• [Goal of the exercise]:
Going through the material below, please gather all lines with the word "кровли" in them.

• [Material for the task]:

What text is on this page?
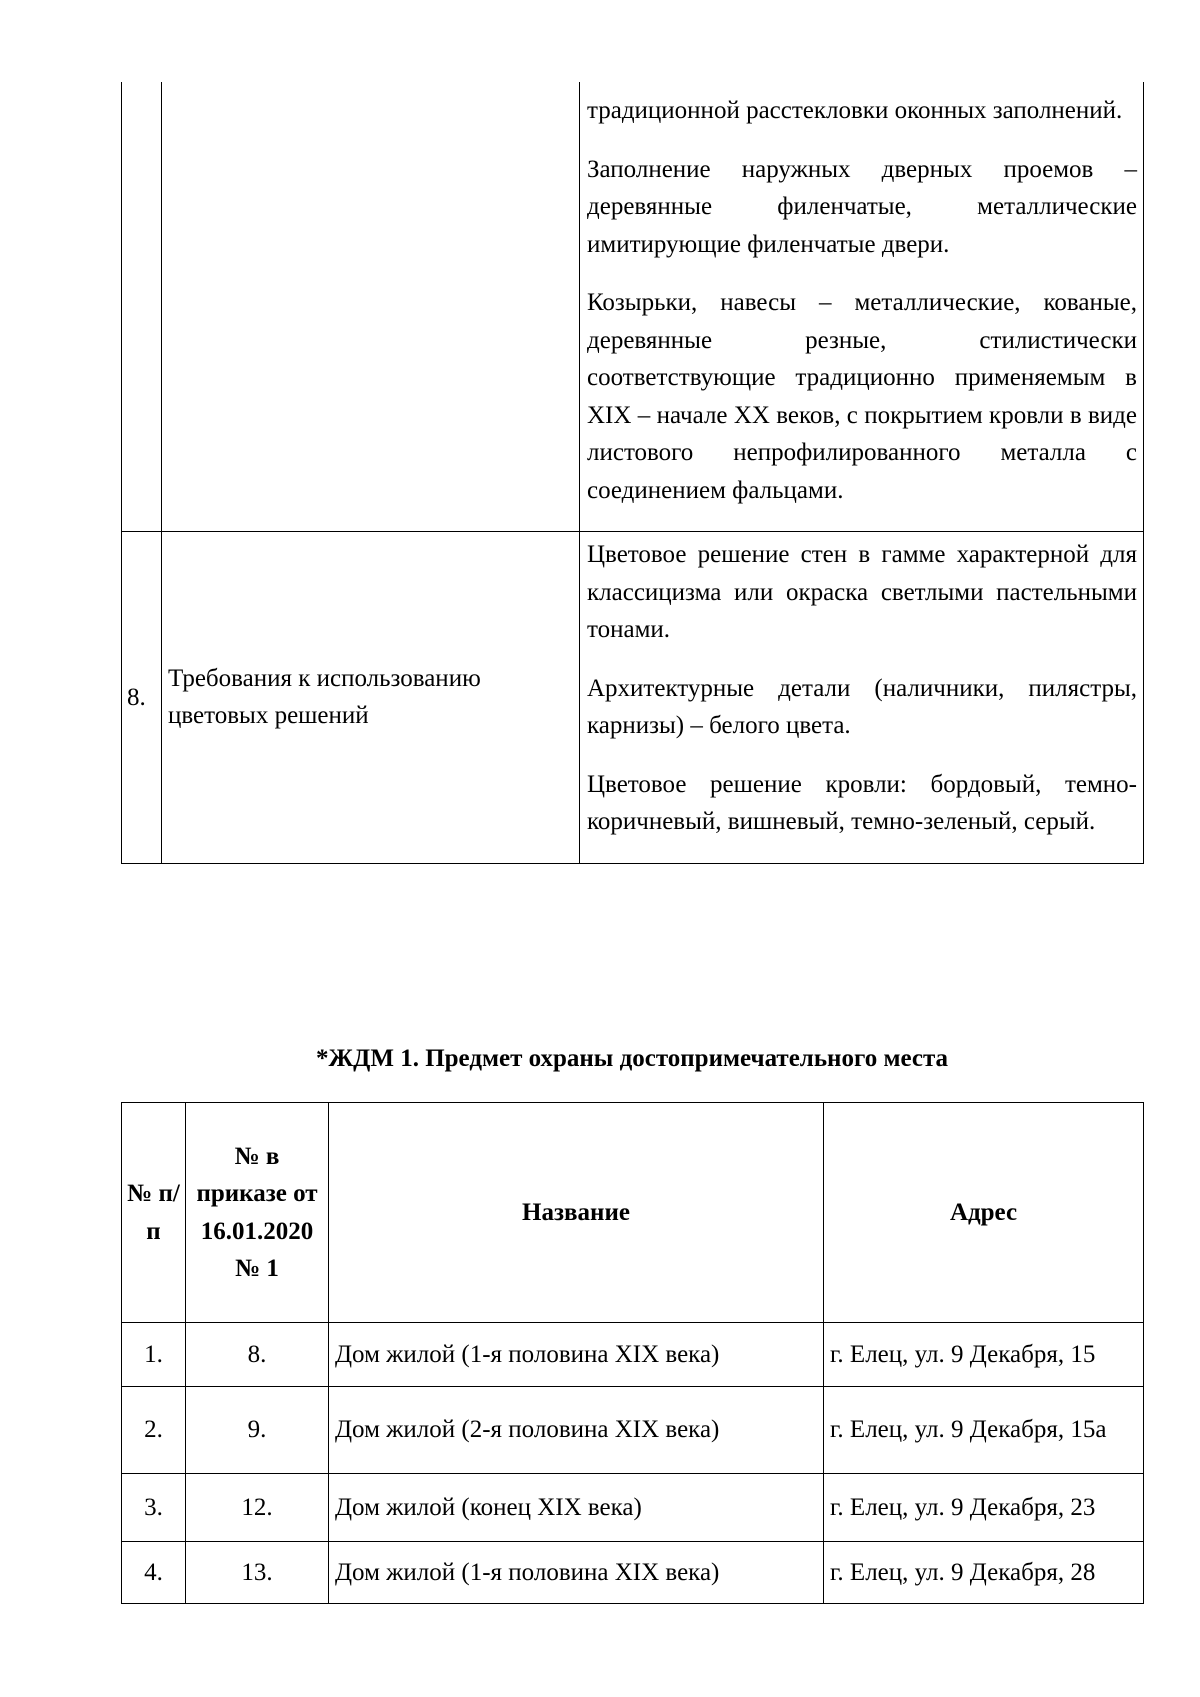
		традиционной расстекловки оконных заполнений.

Заполнение наружных дверных проемов – деревянные филенчатые, металлические имитирующие филенчатые двери.

Козырьки, навесы – металлические, кованые, деревянные резные, стилистически соответствующие традиционно применяемым в XIX – начале XX веков, с покрытием кровли в виде листового непрофилированного металла с соединением фальцами.

8.	Требования к использованию цветовых решений	Цветовое решение стен в гамме характерной для классицизма или окраска светлыми пастельными тонами.

Архитектурные детали (наличники, пилястры, карнизы) – белого цвета.

Цветовое решение кровли: бордовый, темно-коричневый, вишневый, темно-зеленый, серый.

*ЖДМ 1. Предмет охраны достопримечательного места
№ п/п	№ в приказе от 16.01.2020 № 1	Название	Адрес
1.	8.	Дом жилой (1-я половина XIX века)	г. Елец, ул. 9 Декабря, 15
2.	9.	Дом жилой (2-я половина XIX века)	г. Елец, ул. 9 Декабря, 15а
3.	12.	Дом жилой (конец XIX века)	г. Елец, ул. 9 Декабря, 23
4.	13.	Дом жилой (1-я половина XIX века)	г. Елец, ул. 9 Декабря, 28
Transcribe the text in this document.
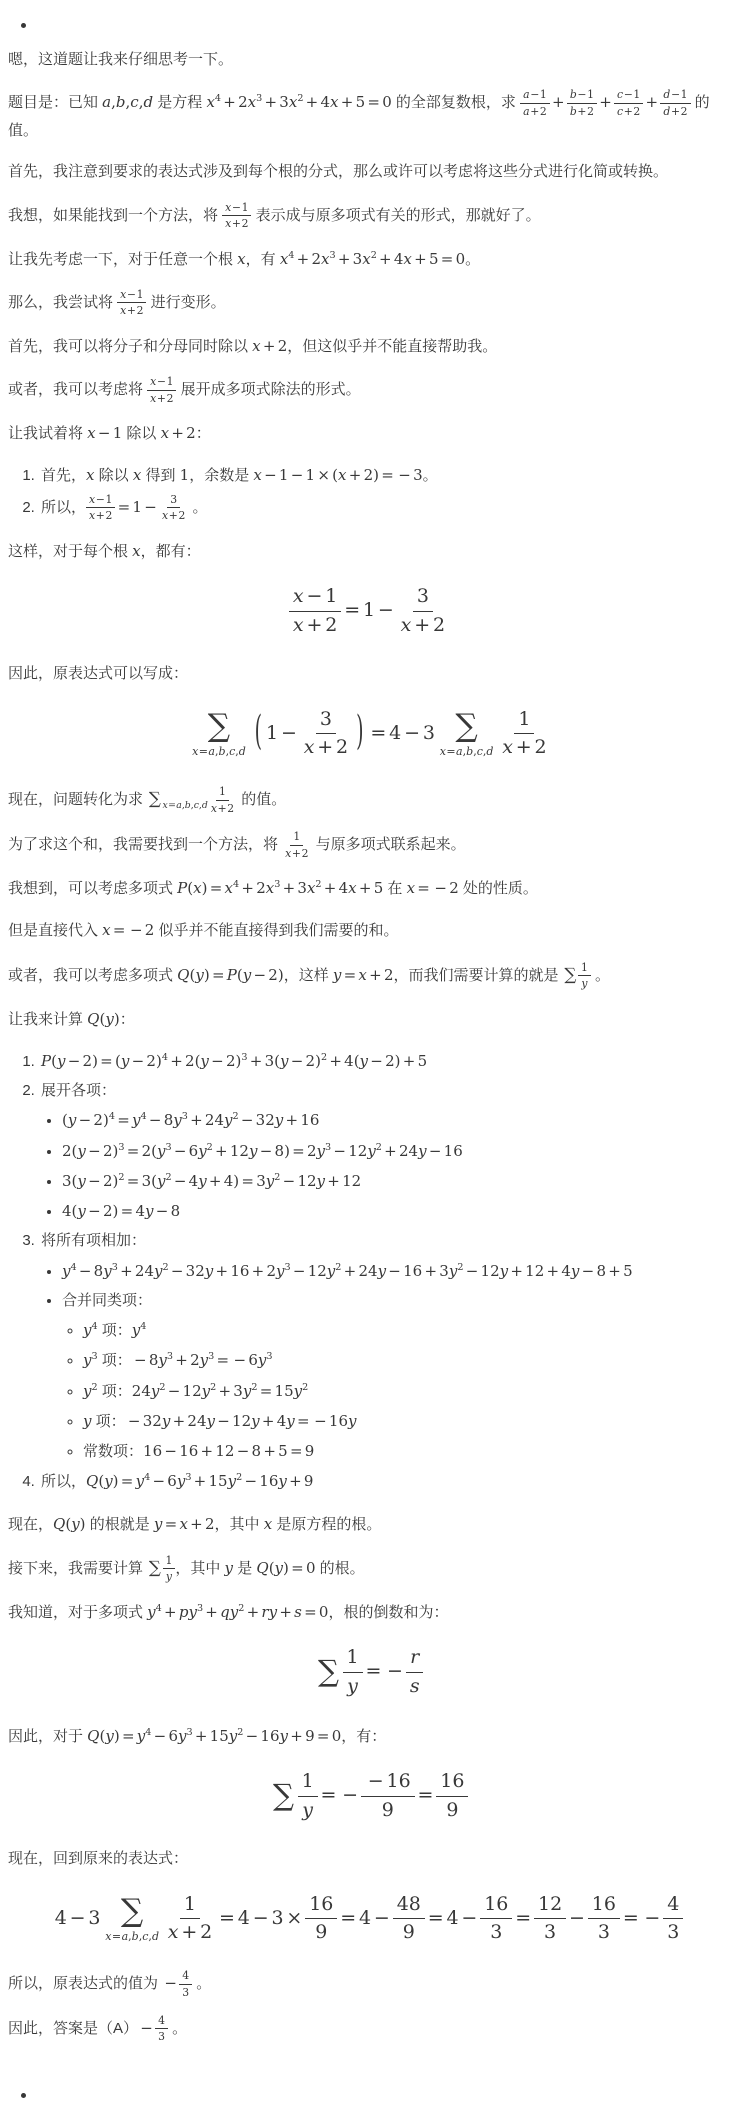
嗯，这道题让我来仔细思考一下。

题目是：已知 a,b,c,d 是方程 $x^4 + 2x^3 + 3x^2 + 4x + 5 = 0$ 的全部复数根，求 $\frac{a-1}{a+2} + \frac{b-1}{b+2} + \frac{c-1}{c+2} + \frac{d-1}{d+2}$ 的值。

首先，我注意到要求的表达式涉及到每个根的分式，那么或许可以考虑将这些分式进行化简或转换。

我想，如果能找到一个方法，将 $\frac{x-1}{x+2}$ 表示成与原多项式有关的形式，那就好了。

让我先考虑一下，对于任意一个根 x，有 $x^4 + 2x^3 + 3x^2 + 4x + 5 = 0$。

那么，我尝试将 $\frac{x-1}{x+2}$ 进行变形。

首先，我可以将分子和分母同时除以 x + 2，但这似乎并不能直接帮助我。

或者，我可以考虑将 $\frac{x-1}{x+2}$ 展开成多项式除法的形式。

让我试着将 x − 1 除以 x + 2：

1. 首先，x 除以 x 得到 1，余数是 x − 1 − 1 × (x + 2) = − 3。
2. 所以， $\frac{x-1}{x+2} = 1 - \frac{3}{x+2}$ 。

这样，对于每个根 x，都有：

$\frac{x - 1}{x + 2} = 1 - \frac{3}{x + 2}$

因此，原表达式可以写成：

∑
x=a,b,c,d ( $1 - \frac{3}{x + 2}$ ) = 4 − 3 ∑
$x=a,b,c,d \frac{1}{x + 2}$

现在，问题转化为求 ∑ $_{x=a,b,c,d} \frac{1}{x+2}$ 的值。

为了求这个和，我需要找到一个方法，将 $\frac{1}{x+2}$ 与原多项式联系起来。

我想到，可以考虑多项式 $P(x) = x^4 + 2x^3 + 3x^2 + 4x + 5$ 在 x = − 2 处的性质。

但是直接代入 x = − 2 似乎并不能直接得到我们需要的和。

或者，我可以考虑多项式 Q(y) = P(y − 2)，这样 y = x + 2，而我们需要计算的就是 ∑ $\frac{1}{y}$ 。

让我来计算 Q(y)：

1. $P(y - 2) = (y - 2)^4 + 2(y - 2)^3 + 3(y - 2)^2 + 4(y - 2) + 5$
2. 展开各项：
• $(y - 2)^4 = y^4 - 8y^3 + 24y^2 - 32y + 16$
• $2(y - 2)^3 = 2(y^3 - 6y^2 + 12y - 8) = 2y^3 - 12y^2 + 24y - 16$
• $3(y - 2)^2 = 3(y^2 - 4y + 4) = 3y^2 - 12y + 12$
• 4(y − 2) = 4y − 8
3. 将所有项相加：
• $y^4 - 8y^3 + 24y^2 - 32y + 16 + 2y^3 - 12y^2 + 24y - 16 + 3y^2 - 12y + 12 + 4y - 8 + 5$
• 合并同类项：
◦ $y^4$ 项：$y^4$
◦ $y^3$ 项： − $8y^3 + 2y^3$ = − $6y^3$
◦ $y^2$ 项：$24y^2 - 12y^2 + 3y^2 = 15y^2$
◦ y 项： − 32y + 24y − 12y + 4y = − 16y
◦ 常数项：16 − 16 + 12 − 8 + 5 = 9
4. 所以，$Q(y) = y^4 - 6y^3 + 15y^2 - 16y + 9$

现在，Q(y) 的根就是 y = x + 2，其中 x 是原方程的根。

接下来，我需要计算 ∑ $\frac{1}{y}$ ，其中 y 是 Q(y) = 0 的根。

我知道，对于多项式 $y^4 + py^3 + qy^2$ + ry + s = 0，根的倒数和为：

∑ $\frac{1}{y}$ = − $\frac{r}{s}$

因此，对于 $Q(y) = y^4 - 6y^3 + 15y^2 - 16y + 9 = 0$，有：

∑ $\frac{1}{y}$ = − $\frac{- 16}{9} = \frac{16}{9}$

现在，回到原来的表达式：

4 − 3 ∑
$x=a,b,c,d \frac{1}{x + 2} = 4 - 3 \times \frac{16}{9} = 4 - \frac{48}{9} = 4 - \frac{16}{3} = \frac{12}{3} - \frac{16}{3}$ = − $\frac{4}{3}$

所以，原表达式的值为 − $\frac{4}{3}$ 。

因此，答案是$(A) - \frac{4}{3}$ 。
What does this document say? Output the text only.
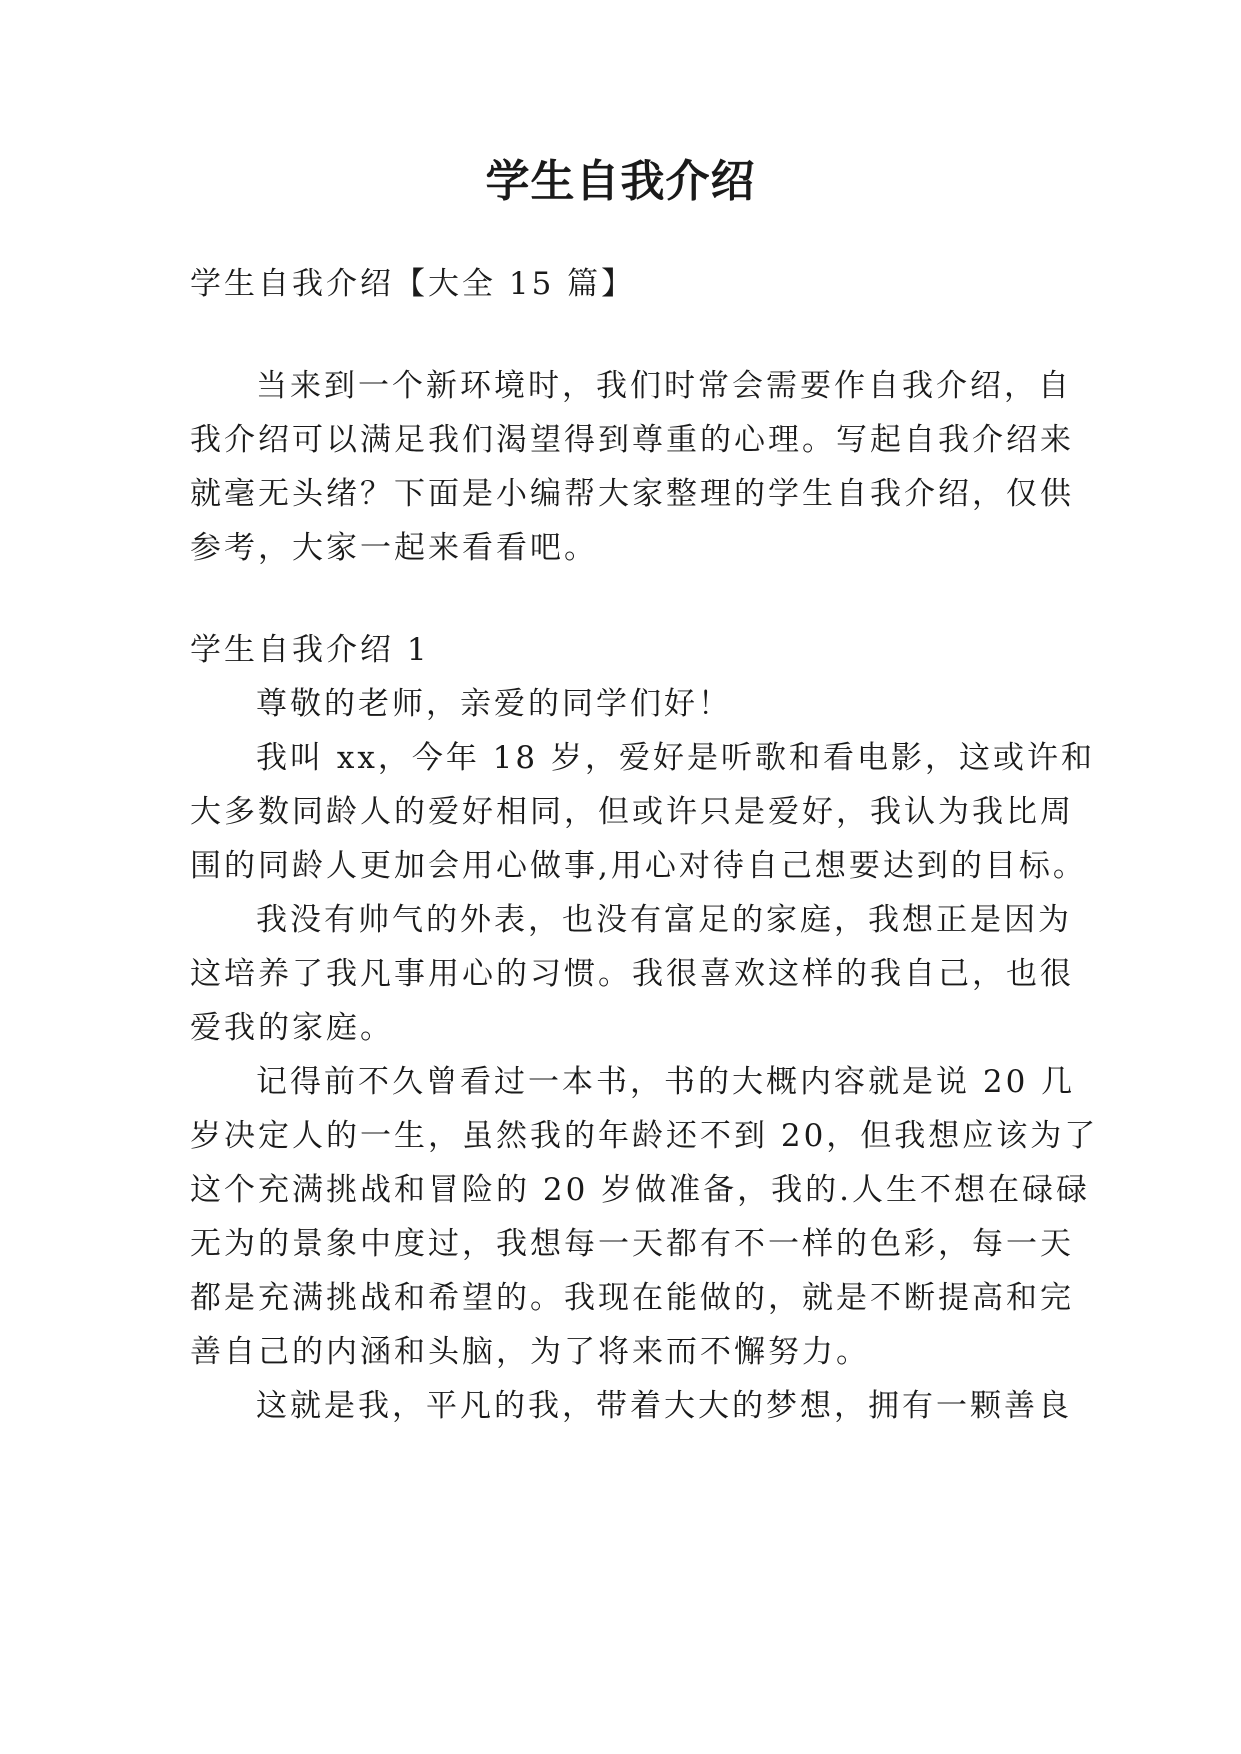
学生自我介绍

学生自我介绍【大全 15 篇】

当来到一个新环境时，我们时常会需要作自我介绍，自

我介绍可以满足我们渴望得到尊重的心理。写起自我介绍来

就毫无头绪？下面是小编帮大家整理的学生自我介绍，仅供

参考，大家一起来看看吧。

学生自我介绍 1

尊敬的老师，亲爱的同学们好！

我叫 xx，今年 18 岁，爱好是听歌和看电影，这或许和

大多数同龄人的爱好相同，但或许只是爱好，我认为我比周

围的同龄人更加会用心做事,用心对待自己想要达到的目标。

我没有帅气的外表，也没有富足的家庭，我想正是因为

这培养了我凡事用心的习惯。我很喜欢这样的我自己，也很

爱我的家庭。

记得前不久曾看过一本书，书的大概内容就是说 20 几

岁决定人的一生，虽然我的年龄还不到 20，但我想应该为了

这个充满挑战和冒险的 20 岁做准备，我的.人生不想在碌碌

无为的景象中度过，我想每一天都有不一样的色彩，每一天

都是充满挑战和希望的。我现在能做的，就是不断提高和完

善自己的内涵和头脑，为了将来而不懈努力。

这就是我，平凡的我，带着大大的梦想，拥有一颗善良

• [Response to this task]:
Козырьки, навесы – металлические, кованые, деревянные резные, стилистически соответствующие традиционно применяемым в XIX – начале XX веков, с покрытием кровли в виде листового непрофилированного металла с соединением фальцами.
Цветовое решение кровли: бордовый, темно-коричневый, вишневый, темно-зеленый, серый.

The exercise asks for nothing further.